Exercise goal: Rewrite the records below as a numbered list, leaving out any blank lines.

━━━━━ Data entries ━━━━━

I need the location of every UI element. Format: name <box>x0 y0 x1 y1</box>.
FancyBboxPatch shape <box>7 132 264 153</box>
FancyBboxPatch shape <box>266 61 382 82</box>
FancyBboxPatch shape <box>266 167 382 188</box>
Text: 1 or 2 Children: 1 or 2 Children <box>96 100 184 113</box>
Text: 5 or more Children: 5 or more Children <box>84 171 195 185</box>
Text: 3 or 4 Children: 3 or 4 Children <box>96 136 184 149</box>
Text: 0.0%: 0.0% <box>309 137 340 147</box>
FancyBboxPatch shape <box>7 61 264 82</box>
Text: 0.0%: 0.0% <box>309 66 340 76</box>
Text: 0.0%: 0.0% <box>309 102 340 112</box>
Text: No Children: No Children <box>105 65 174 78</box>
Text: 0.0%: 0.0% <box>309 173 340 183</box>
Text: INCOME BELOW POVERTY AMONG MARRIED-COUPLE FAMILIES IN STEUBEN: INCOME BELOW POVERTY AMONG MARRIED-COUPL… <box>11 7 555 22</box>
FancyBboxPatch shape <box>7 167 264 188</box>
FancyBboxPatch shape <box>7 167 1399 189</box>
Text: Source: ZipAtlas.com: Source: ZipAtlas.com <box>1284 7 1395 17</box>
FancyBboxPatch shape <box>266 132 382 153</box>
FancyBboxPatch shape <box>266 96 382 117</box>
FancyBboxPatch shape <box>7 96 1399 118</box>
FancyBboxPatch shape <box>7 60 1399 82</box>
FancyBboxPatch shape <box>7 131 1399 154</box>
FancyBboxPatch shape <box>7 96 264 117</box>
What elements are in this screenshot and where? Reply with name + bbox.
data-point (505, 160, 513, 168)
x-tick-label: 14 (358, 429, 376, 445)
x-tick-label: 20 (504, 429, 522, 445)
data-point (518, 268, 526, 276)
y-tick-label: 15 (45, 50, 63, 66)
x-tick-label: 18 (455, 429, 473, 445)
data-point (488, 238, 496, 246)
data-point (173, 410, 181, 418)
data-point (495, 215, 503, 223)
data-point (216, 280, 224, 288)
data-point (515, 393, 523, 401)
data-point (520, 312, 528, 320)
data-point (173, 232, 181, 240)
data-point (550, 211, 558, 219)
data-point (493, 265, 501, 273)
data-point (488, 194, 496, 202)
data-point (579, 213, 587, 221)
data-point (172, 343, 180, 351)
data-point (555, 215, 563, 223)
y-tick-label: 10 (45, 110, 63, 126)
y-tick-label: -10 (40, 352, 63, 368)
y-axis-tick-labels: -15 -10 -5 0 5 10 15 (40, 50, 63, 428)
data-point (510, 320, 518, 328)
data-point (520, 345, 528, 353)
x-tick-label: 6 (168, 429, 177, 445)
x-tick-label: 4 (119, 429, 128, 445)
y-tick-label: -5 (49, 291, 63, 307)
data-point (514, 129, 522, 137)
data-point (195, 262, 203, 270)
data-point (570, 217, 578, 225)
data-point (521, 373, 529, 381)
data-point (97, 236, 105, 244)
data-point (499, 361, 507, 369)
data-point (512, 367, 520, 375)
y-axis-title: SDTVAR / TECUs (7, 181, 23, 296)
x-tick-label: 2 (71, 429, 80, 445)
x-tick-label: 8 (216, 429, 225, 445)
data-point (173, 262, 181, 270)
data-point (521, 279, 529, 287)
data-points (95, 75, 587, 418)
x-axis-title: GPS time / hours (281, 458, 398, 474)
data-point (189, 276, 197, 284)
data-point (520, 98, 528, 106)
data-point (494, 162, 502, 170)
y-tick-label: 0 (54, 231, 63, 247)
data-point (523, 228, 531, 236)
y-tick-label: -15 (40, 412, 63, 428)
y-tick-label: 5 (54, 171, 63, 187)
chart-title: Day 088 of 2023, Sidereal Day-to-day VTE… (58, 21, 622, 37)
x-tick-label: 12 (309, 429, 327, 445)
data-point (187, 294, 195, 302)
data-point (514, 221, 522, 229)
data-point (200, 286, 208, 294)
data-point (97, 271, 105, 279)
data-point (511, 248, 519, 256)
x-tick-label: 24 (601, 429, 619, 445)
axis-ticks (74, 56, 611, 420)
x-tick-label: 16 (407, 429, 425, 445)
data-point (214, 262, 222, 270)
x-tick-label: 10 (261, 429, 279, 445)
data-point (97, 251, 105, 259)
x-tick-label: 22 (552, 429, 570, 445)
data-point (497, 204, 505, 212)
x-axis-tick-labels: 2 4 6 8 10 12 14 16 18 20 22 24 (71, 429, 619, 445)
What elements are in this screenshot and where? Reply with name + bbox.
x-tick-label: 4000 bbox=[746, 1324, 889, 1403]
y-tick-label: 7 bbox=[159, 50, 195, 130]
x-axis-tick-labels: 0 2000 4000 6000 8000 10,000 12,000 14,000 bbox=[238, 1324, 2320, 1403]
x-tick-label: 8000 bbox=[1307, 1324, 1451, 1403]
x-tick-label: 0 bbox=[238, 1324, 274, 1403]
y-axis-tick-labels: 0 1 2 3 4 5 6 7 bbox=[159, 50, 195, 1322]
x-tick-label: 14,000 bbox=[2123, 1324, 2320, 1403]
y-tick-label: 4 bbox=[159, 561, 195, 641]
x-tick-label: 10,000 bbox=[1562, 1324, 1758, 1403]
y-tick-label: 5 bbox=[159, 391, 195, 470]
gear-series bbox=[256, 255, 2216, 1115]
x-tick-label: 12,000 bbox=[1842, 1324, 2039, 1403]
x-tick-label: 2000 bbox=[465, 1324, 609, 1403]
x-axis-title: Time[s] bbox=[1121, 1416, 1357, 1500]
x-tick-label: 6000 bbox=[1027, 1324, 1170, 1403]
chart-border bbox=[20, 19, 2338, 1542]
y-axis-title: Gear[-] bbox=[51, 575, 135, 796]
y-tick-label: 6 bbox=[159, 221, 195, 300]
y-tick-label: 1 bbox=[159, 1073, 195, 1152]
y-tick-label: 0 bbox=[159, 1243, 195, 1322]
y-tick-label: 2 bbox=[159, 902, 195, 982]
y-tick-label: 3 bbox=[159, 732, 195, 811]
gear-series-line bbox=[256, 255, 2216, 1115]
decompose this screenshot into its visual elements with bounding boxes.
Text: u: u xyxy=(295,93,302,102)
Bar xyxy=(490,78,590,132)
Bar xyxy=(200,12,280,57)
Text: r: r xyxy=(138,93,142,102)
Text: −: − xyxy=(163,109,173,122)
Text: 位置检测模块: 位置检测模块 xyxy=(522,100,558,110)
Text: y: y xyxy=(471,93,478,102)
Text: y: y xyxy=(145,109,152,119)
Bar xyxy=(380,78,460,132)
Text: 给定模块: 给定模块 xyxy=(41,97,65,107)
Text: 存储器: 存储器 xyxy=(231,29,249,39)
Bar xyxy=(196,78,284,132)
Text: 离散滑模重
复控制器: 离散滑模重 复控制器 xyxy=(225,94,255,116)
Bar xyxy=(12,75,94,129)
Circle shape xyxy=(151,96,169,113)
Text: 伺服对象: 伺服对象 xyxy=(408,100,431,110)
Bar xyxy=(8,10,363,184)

━━━━━

Response:
1. I need the location of every UI element. Format: name <box>x0 y0 x1 y1</box>.
2. FancyBboxPatch shape <box>7 132 264 153</box>
3. FancyBboxPatch shape <box>266 61 382 82</box>
4. FancyBboxPatch shape <box>266 167 382 188</box>
5. Text: 1 or 2 Children: 1 or 2 Children <box>96 100 184 113</box>
6. Text: 5 or more Children: 5 or more Children <box>84 171 195 185</box>
7. Text: 3 or 4 Children: 3 or 4 Children <box>96 136 184 149</box>
8. Text: 0.0%: 0.0% <box>309 137 340 147</box>
9. FancyBboxPatch shape <box>7 61 264 82</box>
10. Text: 0.0%: 0.0% <box>309 66 340 76</box>
11. Text: 0.0%: 0.0% <box>309 102 340 112</box>
12. Text: No Children: No Children <box>105 65 174 78</box>
13. Text: 0.0%: 0.0% <box>309 173 340 183</box>
14. Text: INCOME BELOW POVERTY AMONG MARRIED-COUPLE FAMILIES IN STEUBEN: INCOME BELOW POVERTY AMONG MARRIED-COUPL… <box>11 7 555 22</box>
15. FancyBboxPatch shape <box>7 167 264 188</box>
16. FancyBboxPatch shape <box>7 167 1399 189</box>
17. Text: Source: ZipAtlas.com: Source: ZipAtlas.com <box>1284 7 1395 17</box>
18. FancyBboxPatch shape <box>266 132 382 153</box>
19. FancyBboxPatch shape <box>266 96 382 117</box>
20. FancyBboxPatch shape <box>7 96 1399 118</box>
21. FancyBboxPatch shape <box>7 60 1399 82</box>
22. FancyBboxPatch shape <box>7 131 1399 154</box>
23. FancyBboxPatch shape <box>7 96 264 117</box>
24. What elements are in this screenshot and where? Reply with name + bbox.
25. data-point (505, 160, 513, 168)
26. x-tick-label: 14 (358, 429, 376, 445)
27. x-tick-label: 20 (504, 429, 522, 445)
28. data-point (518, 268, 526, 276)
29. y-tick-label: 15 (45, 50, 63, 66)
30. x-tick-label: 18 (455, 429, 473, 445)
31. data-point (488, 238, 496, 246)
32. data-point (173, 410, 181, 418)
33. data-point (495, 215, 503, 223)
34. data-point (216, 280, 224, 288)
35. data-point (515, 393, 523, 401)
36. data-point (520, 312, 528, 320)
37. data-point (173, 232, 181, 240)
38. data-point (550, 211, 558, 219)
39. data-point (493, 265, 501, 273)
40. data-point (488, 194, 496, 202)
41. data-point (579, 213, 587, 221)
42. data-point (172, 343, 180, 351)
43. data-point (555, 215, 563, 223)
44. y-tick-label: 10 (45, 110, 63, 126)
45. y-tick-label: -10 (40, 352, 63, 368)
46. y-axis-tick-labels: -15 -10 -5 0 5 10 15 (40, 50, 63, 428)
47. data-point (510, 320, 518, 328)
48. data-point (520, 345, 528, 353)
49. x-tick-label: 6 (168, 429, 177, 445)
50. x-tick-label: 4 (119, 429, 128, 445)
51. y-tick-label: -5 (49, 291, 63, 307)
52. data-point (514, 129, 522, 137)
53. data-point (195, 262, 203, 270)
54. data-point (570, 217, 578, 225)
55. data-point (521, 373, 529, 381)
56. data-point (97, 236, 105, 244)
57. data-point (499, 361, 507, 369)
58. data-point (512, 367, 520, 375)
59. y-axis-title: SDTVAR / TECUs (7, 181, 23, 296)
60. x-tick-label: 2 (71, 429, 80, 445)
61. x-tick-label: 8 (216, 429, 225, 445)
62. data-point (173, 262, 181, 270)
63. data-point (521, 279, 529, 287)
64. data-points (95, 75, 587, 418)
65. x-axis-title: GPS time / hours (281, 458, 398, 474)
66. data-point (189, 276, 197, 284)
67. data-point (520, 98, 528, 106)
68. data-point (494, 162, 502, 170)
69. y-tick-label: 0 (54, 231, 63, 247)
70. data-point (523, 228, 531, 236)
71. y-tick-label: -15 (40, 412, 63, 428)
72. y-tick-label: 5 (54, 171, 63, 187)
73. chart-title: Day 088 of 2023, Sidereal Day-to-day VTE… (58, 21, 622, 37)
74. x-tick-label: 12 (309, 429, 327, 445)
75. data-point (187, 294, 195, 302)
76. data-point (514, 221, 522, 229)
77. data-point (200, 286, 208, 294)
78. data-point (97, 271, 105, 279)
79. data-point (511, 248, 519, 256)
80. x-tick-label: 24 (601, 429, 619, 445)
81. axis-ticks (74, 56, 611, 420)
82. x-tick-label: 16 (407, 429, 425, 445)
83. data-point (214, 262, 222, 270)
84. x-tick-label: 10 (261, 429, 279, 445)
85. data-point (97, 251, 105, 259)
86. x-tick-label: 22 (552, 429, 570, 445)
87. data-point (497, 204, 505, 212)
88. x-axis-tick-labels: 2 4 6 8 10 12 14 16 18 20 22 24 (71, 429, 619, 445)
89. What elements are in this screenshot and where? Reply with name + bbox.
90. x-tick-label: 4000 bbox=[746, 1324, 889, 1403]
91. y-tick-label: 7 bbox=[159, 50, 195, 130]
92. x-axis-tick-labels: 0 2000 4000 6000 8000 10,000 12,000 14,000 bbox=[238, 1324, 2320, 1403]
93. x-tick-label: 8000 bbox=[1307, 1324, 1451, 1403]
94. x-tick-label: 0 bbox=[238, 1324, 274, 1403]
95. y-axis-tick-labels: 0 1 2 3 4 5 6 7 bbox=[159, 50, 195, 1322]
96. x-tick-label: 14,000 bbox=[2123, 1324, 2320, 1403]
97. y-tick-label: 4 bbox=[159, 561, 195, 641]
98. x-tick-label: 10,000 bbox=[1562, 1324, 1758, 1403]
99. y-tick-label: 5 bbox=[159, 391, 195, 470]
100. gear-series bbox=[256, 255, 2216, 1115]
101. x-tick-label: 12,000 bbox=[1842, 1324, 2039, 1403]
102. x-tick-label: 2000 bbox=[465, 1324, 609, 1403]
103. x-axis-title: Time[s] bbox=[1121, 1416, 1357, 1500]
104. x-tick-label: 6000 bbox=[1027, 1324, 1170, 1403]
105. chart-border bbox=[20, 19, 2338, 1542]
106. y-axis-title: Gear[-] bbox=[51, 575, 135, 796]
107. y-tick-label: 6 bbox=[159, 221, 195, 300]
108. y-tick-label: 1 bbox=[159, 1073, 195, 1152]
109. y-tick-label: 0 bbox=[159, 1243, 195, 1322]
110. y-tick-label: 2 bbox=[159, 902, 195, 982]
111. y-tick-label: 3 bbox=[159, 732, 195, 811]
112. gear-series-line bbox=[256, 255, 2216, 1115]
113. decompose this screenshot into its visual elements with bounding boxes.
114. Text: u: u xyxy=(295,93,302,102)
115. Bar xyxy=(490,78,590,132)
116. Bar xyxy=(200,12,280,57)
117. Text: r: r xyxy=(138,93,142,102)
118. Text: −: − xyxy=(163,109,173,122)
119. Text: 位置检测模块: 位置检测模块 xyxy=(522,100,558,110)
120. Text: y: y xyxy=(471,93,478,102)
121. Text: y: y xyxy=(145,109,152,119)
122. Bar xyxy=(380,78,460,132)
123. Text: 给定模块: 给定模块 xyxy=(41,97,65,107)
124. Text: 存储器: 存储器 xyxy=(231,29,249,39)
125. Bar xyxy=(196,78,284,132)
126. Text: 离散滑模重
127. 复控制器: 离散滑模重 复控制器 xyxy=(225,94,255,116)
128. Bar xyxy=(12,75,94,129)
129. Circle shape xyxy=(151,96,169,113)
130. Text: 伺服对象: 伺服对象 xyxy=(408,100,431,110)
131. Bar xyxy=(8,10,363,184)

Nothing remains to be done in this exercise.